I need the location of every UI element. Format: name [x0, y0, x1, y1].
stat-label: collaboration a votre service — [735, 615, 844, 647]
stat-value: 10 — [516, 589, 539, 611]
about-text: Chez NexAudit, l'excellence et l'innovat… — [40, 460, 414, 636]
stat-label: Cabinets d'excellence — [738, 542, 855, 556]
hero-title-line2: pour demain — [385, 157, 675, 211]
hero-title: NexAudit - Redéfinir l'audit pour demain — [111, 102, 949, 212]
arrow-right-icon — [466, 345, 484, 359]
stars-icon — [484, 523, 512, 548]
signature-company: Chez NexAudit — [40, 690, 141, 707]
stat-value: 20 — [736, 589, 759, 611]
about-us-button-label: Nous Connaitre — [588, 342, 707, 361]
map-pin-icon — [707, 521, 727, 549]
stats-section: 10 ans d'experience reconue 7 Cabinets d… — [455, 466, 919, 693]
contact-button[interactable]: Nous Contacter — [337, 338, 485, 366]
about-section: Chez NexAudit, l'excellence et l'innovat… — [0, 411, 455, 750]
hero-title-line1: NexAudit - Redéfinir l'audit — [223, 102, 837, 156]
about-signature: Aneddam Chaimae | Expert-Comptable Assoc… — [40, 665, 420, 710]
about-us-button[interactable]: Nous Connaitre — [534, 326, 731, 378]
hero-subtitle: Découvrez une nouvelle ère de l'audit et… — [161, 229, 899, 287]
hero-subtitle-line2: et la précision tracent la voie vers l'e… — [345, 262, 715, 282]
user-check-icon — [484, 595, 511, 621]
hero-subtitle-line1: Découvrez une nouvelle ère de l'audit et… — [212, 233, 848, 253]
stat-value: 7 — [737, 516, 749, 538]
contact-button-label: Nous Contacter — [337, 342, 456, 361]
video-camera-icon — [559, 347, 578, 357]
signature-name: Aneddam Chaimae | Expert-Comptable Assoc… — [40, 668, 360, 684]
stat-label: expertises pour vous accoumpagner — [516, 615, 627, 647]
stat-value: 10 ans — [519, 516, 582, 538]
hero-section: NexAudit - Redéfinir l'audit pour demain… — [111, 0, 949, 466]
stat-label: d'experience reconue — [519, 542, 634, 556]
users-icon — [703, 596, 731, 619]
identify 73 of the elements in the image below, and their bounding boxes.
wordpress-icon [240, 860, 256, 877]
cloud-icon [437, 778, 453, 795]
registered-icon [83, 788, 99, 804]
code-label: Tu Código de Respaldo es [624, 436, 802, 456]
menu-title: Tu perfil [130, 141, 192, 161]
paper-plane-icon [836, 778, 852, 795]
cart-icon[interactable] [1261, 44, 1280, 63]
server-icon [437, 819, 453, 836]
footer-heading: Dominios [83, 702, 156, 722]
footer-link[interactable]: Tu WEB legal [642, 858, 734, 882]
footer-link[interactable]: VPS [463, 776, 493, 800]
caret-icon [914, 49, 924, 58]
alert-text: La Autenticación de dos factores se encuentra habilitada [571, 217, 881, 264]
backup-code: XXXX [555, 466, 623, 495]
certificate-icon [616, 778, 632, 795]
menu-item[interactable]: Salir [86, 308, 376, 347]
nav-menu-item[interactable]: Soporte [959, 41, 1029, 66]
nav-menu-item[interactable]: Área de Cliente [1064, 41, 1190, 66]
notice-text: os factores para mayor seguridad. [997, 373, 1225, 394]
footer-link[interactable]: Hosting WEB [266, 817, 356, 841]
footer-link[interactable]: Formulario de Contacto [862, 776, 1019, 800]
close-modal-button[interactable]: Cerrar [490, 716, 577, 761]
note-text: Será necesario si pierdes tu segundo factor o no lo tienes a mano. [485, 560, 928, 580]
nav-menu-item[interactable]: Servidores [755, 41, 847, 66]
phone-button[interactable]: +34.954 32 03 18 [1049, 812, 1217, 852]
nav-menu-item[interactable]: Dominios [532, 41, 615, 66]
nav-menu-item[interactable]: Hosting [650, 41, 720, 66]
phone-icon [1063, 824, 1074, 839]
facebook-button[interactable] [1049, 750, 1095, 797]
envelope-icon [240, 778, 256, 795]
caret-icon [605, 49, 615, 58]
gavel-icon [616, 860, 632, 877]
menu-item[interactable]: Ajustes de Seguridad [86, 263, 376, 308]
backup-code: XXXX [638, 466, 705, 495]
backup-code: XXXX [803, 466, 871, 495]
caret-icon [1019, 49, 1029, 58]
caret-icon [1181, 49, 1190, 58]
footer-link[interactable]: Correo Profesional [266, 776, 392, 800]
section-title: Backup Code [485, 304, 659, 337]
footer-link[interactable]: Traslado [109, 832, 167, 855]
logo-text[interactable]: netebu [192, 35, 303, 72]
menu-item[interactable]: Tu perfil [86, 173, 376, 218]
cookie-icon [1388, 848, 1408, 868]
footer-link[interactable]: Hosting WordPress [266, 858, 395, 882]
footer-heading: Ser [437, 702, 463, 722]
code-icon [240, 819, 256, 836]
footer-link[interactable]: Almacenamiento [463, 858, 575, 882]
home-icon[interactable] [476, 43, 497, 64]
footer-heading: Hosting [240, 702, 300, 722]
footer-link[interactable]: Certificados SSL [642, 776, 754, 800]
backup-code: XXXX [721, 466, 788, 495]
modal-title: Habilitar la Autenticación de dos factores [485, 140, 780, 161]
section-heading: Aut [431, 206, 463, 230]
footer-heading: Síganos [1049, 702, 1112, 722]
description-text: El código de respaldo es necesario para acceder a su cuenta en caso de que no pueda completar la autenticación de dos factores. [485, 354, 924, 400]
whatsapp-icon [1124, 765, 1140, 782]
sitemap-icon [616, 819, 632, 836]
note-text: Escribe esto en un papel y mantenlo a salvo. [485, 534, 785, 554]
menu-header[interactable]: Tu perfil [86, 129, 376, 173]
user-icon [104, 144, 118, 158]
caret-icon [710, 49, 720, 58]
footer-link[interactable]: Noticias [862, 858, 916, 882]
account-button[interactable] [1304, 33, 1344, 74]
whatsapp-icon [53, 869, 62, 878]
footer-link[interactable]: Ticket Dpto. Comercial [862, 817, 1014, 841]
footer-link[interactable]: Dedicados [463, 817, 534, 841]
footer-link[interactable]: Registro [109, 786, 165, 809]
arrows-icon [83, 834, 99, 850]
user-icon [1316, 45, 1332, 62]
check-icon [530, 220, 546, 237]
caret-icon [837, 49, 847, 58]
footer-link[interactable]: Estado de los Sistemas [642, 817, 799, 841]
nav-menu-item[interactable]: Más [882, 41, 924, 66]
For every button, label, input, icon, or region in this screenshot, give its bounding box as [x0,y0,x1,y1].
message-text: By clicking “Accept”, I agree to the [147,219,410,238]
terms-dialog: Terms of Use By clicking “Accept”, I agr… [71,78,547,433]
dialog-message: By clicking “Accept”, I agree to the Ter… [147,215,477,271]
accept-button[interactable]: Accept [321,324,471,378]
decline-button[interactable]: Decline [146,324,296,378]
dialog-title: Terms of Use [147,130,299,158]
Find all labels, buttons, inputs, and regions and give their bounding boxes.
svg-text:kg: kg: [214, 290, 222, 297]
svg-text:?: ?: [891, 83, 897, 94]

────────────────

» **To do**: Rewrite all of the items above, substituting "stat-caption" for every occurrence of "stat-label" and leaving everything else unchanged.

» **Worked solution**:
I need the location of every UI element. Format: name [x0, y0, x1, y1].
stat-caption: collaboration a votre service — [735, 615, 844, 647]
stat-value: 10 — [516, 589, 539, 611]
about-text: Chez NexAudit, l'excellence et l'innovat… — [40, 460, 414, 636]
stat-caption: Cabinets d'excellence — [738, 542, 855, 556]
hero-title-line2: pour demain — [385, 157, 675, 211]
hero-title: NexAudit - Redéfinir l'audit pour demain — [111, 102, 949, 212]
arrow-right-icon — [466, 345, 484, 359]
stars-icon — [484, 523, 512, 548]
signature-company: Chez NexAudit — [40, 690, 141, 707]
stat-value: 20 — [736, 589, 759, 611]
about-us-button-label: Nous Connaitre — [588, 342, 707, 361]
map-pin-icon — [707, 521, 727, 549]
stats-section: 10 ans d'experience reconue 7 Cabinets d… — [455, 466, 919, 693]
contact-button[interactable]: Nous Contacter — [337, 338, 485, 366]
about-section: Chez NexAudit, l'excellence et l'innovat… — [0, 411, 455, 750]
hero-title-line1: NexAudit - Redéfinir l'audit — [223, 102, 837, 156]
about-signature: Aneddam Chaimae | Expert-Comptable Assoc… — [40, 665, 420, 710]
about-us-button[interactable]: Nous Connaitre — [534, 326, 731, 378]
hero-subtitle: Découvrez une nouvelle ère de l'audit et… — [161, 229, 899, 287]
hero-subtitle-line2: et la précision tracent la voie vers l'e… — [345, 262, 715, 282]
user-check-icon — [484, 595, 511, 621]
hero-subtitle-line1: Découvrez une nouvelle ère de l'audit et… — [212, 233, 848, 253]
stat-value: 7 — [737, 516, 749, 538]
contact-button-label: Nous Contacter — [337, 342, 456, 361]
video-camera-icon — [559, 347, 578, 357]
signature-name: Aneddam Chaimae | Expert-Comptable Assoc… — [40, 668, 360, 684]
stat-caption: expertises pour vous accoumpagner — [516, 615, 627, 647]
stat-value: 10 ans — [519, 516, 582, 538]
hero-section: NexAudit - Redéfinir l'audit pour demain… — [111, 0, 949, 466]
stat-caption: d'experience reconue — [519, 542, 634, 556]
users-icon — [703, 596, 731, 619]
identify 73 of the elements in the image below, and their bounding boxes.
wordpress-icon [240, 860, 256, 877]
cloud-icon [437, 778, 453, 795]
registered-icon [83, 788, 99, 804]
code-label: Tu Código de Respaldo es [624, 436, 802, 456]
menu-title: Tu perfil [130, 141, 192, 161]
paper-plane-icon [836, 778, 852, 795]
cart-icon[interactable] [1261, 44, 1280, 63]
server-icon [437, 819, 453, 836]
footer-heading: Dominios [83, 702, 156, 722]
footer-link[interactable]: Tu WEB legal [642, 858, 734, 882]
footer-link[interactable]: VPS [463, 776, 493, 800]
caret-icon [914, 49, 924, 58]
alert-text: La Autenticación de dos factores se encuentra habilitada [571, 217, 881, 264]
backup-code: XXXX [555, 466, 623, 495]
certificate-icon [616, 778, 632, 795]
menu-item[interactable]: Salir [86, 308, 376, 347]
nav-menu-item[interactable]: Soporte [959, 41, 1029, 66]
nav-menu-item[interactable]: Área de Cliente [1064, 41, 1190, 66]
notice-text: os factores para mayor seguridad. [997, 373, 1225, 394]
footer-link[interactable]: Hosting WEB [266, 817, 356, 841]
footer-link[interactable]: Formulario de Contacto [862, 776, 1019, 800]
close-modal-button[interactable]: Cerrar [490, 716, 577, 761]
note-text: Será necesario si pierdes tu segundo factor o no lo tienes a mano. [485, 560, 928, 580]
nav-menu-item[interactable]: Servidores [755, 41, 847, 66]
phone-button[interactable]: +34.954 32 03 18 [1049, 812, 1217, 852]
nav-menu-item[interactable]: Dominios [532, 41, 615, 66]
nav-menu-item[interactable]: Hosting [650, 41, 720, 66]
phone-icon [1063, 824, 1074, 839]
facebook-button[interactable] [1049, 750, 1095, 797]
envelope-icon [240, 778, 256, 795]
caret-icon [605, 49, 615, 58]
gavel-icon [616, 860, 632, 877]
menu-item[interactable]: Ajustes de Seguridad [86, 263, 376, 308]
backup-code: XXXX [638, 466, 705, 495]
backup-code: XXXX [803, 466, 871, 495]
caret-icon [1019, 49, 1029, 58]
caret-icon [1181, 49, 1190, 58]
footer-link[interactable]: Correo Profesional [266, 776, 392, 800]
section-title: Backup Code [485, 304, 659, 337]
footer-link[interactable]: Traslado [109, 832, 167, 855]
logo-text[interactable]: netebu [192, 35, 303, 72]
menu-item[interactable]: Tu perfil [86, 173, 376, 218]
cookie-icon [1388, 848, 1408, 868]
footer-link[interactable]: Hosting WordPress [266, 858, 395, 882]
footer-heading: Ser [437, 702, 463, 722]
code-icon [240, 819, 256, 836]
footer-link[interactable]: Almacenamiento [463, 858, 575, 882]
home-icon[interactable] [476, 43, 497, 64]
footer-heading: Hosting [240, 702, 300, 722]
footer-link[interactable]: Certificados SSL [642, 776, 754, 800]
backup-code: XXXX [721, 466, 788, 495]
modal-title: Habilitar la Autenticación de dos factores [485, 140, 780, 161]
section-heading: Aut [431, 206, 463, 230]
footer-heading: Síganos [1049, 702, 1112, 722]
description-text: El código de respaldo es necesario para acceder a su cuenta en caso de que no pueda completar la autenticación de dos factores. [485, 354, 924, 400]
whatsapp-icon [1124, 765, 1140, 782]
sitemap-icon [616, 819, 632, 836]
note-text: Escribe esto en un papel y mantenlo a salvo. [485, 534, 785, 554]
menu-header[interactable]: Tu perfil [86, 129, 376, 173]
user-icon [104, 144, 118, 158]
caret-icon [710, 49, 720, 58]
footer-link[interactable]: Noticias [862, 858, 916, 882]
account-button[interactable] [1304, 33, 1344, 74]
whatsapp-icon [53, 869, 62, 878]
footer-link[interactable]: Ticket Dpto. Comercial [862, 817, 1014, 841]
footer-link[interactable]: Dedicados [463, 817, 534, 841]
footer-link[interactable]: Registro [109, 786, 165, 809]
arrows-icon [83, 834, 99, 850]
user-icon [1316, 45, 1332, 62]
check-icon [530, 220, 546, 237]
caret-icon [837, 49, 847, 58]
footer-link[interactable]: Estado de los Sistemas [642, 817, 799, 841]
nav-menu-item[interactable]: Más [882, 41, 924, 66]
For every button, label, input, icon, or region in this screenshot, give its bounding box as [x0,y0,x1,y1].
message-text: By clicking “Accept”, I agree to the [147,219,410,238]
terms-dialog: Terms of Use By clicking “Accept”, I agr… [71,78,547,433]
dialog-message: By clicking “Accept”, I agree to the Ter… [147,215,477,271]
accept-button[interactable]: Accept [321,324,471,378]
decline-button[interactable]: Decline [146,324,296,378]
dialog-title: Terms of Use [147,130,299,158]
Find all labels, buttons, inputs, and regions and give their bounding boxes.
svg-text:kg: kg: [214, 290, 222, 297]
svg-text:?: ?: [891, 83, 897, 94]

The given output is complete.